WHAT THIS TASK INVOLVES - Print the records below exactly as they appear.

--- start of DATA EXCERPTS ---

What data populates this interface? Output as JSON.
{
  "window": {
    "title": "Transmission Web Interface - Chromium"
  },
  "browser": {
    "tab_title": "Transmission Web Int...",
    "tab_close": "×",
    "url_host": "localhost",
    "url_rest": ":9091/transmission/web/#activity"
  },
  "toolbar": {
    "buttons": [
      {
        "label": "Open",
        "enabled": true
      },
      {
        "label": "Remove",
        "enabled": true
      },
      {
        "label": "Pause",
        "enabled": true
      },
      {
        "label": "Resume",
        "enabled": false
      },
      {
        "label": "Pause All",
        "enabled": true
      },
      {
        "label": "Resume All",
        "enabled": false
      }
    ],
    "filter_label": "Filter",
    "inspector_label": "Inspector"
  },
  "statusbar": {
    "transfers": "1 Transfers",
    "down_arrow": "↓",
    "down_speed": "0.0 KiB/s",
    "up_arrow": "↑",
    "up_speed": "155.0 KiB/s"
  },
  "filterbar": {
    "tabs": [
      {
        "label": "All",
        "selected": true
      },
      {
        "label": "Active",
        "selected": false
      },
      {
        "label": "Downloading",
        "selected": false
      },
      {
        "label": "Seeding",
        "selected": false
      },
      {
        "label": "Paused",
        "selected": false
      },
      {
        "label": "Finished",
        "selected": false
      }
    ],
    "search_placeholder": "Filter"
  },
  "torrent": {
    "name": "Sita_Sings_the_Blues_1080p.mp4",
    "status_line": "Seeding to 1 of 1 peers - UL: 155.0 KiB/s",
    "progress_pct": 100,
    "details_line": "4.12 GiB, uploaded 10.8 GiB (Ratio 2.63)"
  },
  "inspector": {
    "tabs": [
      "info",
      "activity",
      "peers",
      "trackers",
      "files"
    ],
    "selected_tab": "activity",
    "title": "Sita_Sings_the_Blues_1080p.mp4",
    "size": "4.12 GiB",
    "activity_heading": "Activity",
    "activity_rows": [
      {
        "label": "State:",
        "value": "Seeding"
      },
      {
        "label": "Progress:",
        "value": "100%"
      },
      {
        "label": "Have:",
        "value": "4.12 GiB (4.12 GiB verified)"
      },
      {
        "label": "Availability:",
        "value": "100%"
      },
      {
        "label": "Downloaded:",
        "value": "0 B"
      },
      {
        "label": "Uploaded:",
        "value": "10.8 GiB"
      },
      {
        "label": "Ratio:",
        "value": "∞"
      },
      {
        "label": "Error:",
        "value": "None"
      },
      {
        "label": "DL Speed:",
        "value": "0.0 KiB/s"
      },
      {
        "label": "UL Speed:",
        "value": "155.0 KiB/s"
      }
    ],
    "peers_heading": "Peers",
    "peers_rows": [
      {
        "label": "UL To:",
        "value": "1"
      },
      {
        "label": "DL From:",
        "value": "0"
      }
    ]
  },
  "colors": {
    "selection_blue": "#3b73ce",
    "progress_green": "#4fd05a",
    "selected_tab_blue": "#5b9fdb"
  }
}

--- end of DATA EXCERPTS ---

SOLVED EXERCISE -
What data populates this interface? Output as JSON.
{
  "window": {
    "title": "Transmission Web Interface - Chromium"
  },
  "browser": {
    "tab_title": "Transmission Web Int...",
    "tab_close": "×",
    "url_host": "localhost",
    "url_rest": ":9091/transmission/web/#activity"
  },
  "toolbar": {
    "buttons": [
      {
        "label": "Open",
        "enabled": true
      },
      {
        "label": "Remove",
        "enabled": true
      },
      {
        "label": "Pause",
        "enabled": true
      },
      {
        "label": "Resume",
        "enabled": false
      },
      {
        "label": "Pause All",
        "enabled": true
      },
      {
        "label": "Resume All",
        "enabled": false
      }
    ],
    "filter_label": "Filter",
    "inspector_label": "Inspector"
  },
  "statusbar": {
    "transfers": "1 Transfers",
    "down_arrow": "↓",
    "down_speed": "0.0 KiB/s",
    "up_arrow": "↑",
    "up_speed": "155.0 KiB/s"
  },
  "filterbar": {
    "tabs": [
      {
        "label": "All",
        "selected": true
      },
      {
        "label": "Active",
        "selected": false
      },
      {
        "label": "Downloading",
        "selected": false
      },
      {
        "label": "Seeding",
        "selected": false
      },
      {
        "label": "Paused",
        "selected": false
      },
      {
        "label": "Finished",
        "selected": false
      }
    ],
    "search_placeholder": "Filter"
  },
  "torrent": {
    "name": "Sita_Sings_the_Blues_1080p.mp4",
    "status_line": "Seeding to 1 of 1 peers - UL: 155.0 KiB/s",
    "progress_pct": 100,
    "details_line": "4.12 GiB, uploaded 10.8 GiB (Ratio 2.63)"
  },
  "inspector": {
    "tabs": [
      "info",
      "activity",
      "peers",
      "trackers",
      "files"
    ],
    "selected_tab": "activity",
    "title": "Sita_Sings_the_Blues_1080p.mp4",
    "size": "4.12 GiB",
    "activity_heading": "Activity",
    "activity_rows": [
      {
        "label": "State:",
        "value": "Seeding"
      },
      {
        "label": "Progress:",
        "value": "100%"
      },
      {
        "label": "Have:",
        "value": "4.12 GiB (4.12 GiB verified)"
      },
      {
        "label": "Availability:",
        "value": "100%"
      },
      {
        "label": "Downloaded:",
        "value": "0 B"
      },
      {
        "label": "Uploaded:",
        "value": "10.8 GiB"
      },
      {
        "label": "Ratio:",
        "value": "∞"
      },
      {
        "label": "Error:",
        "value": "None"
      },
      {
        "label": "DL Speed:",
        "value": "0.0 KiB/s"
      },
      {
        "label": "UL Speed:",
        "value": "155.0 KiB/s"
      }
    ],
    "peers_heading": "Peers",
    "peers_rows": [
      {
        "label": "UL To:",
        "value": "1"
      },
      {
        "label": "DL From:",
        "value": "0"
      }
    ]
  },
  "colors": {
    "selection_blue": "#3b73ce",
    "progress_green": "#4fd05a",
    "selected_tab_blue": "#5b9fdb"
  }
}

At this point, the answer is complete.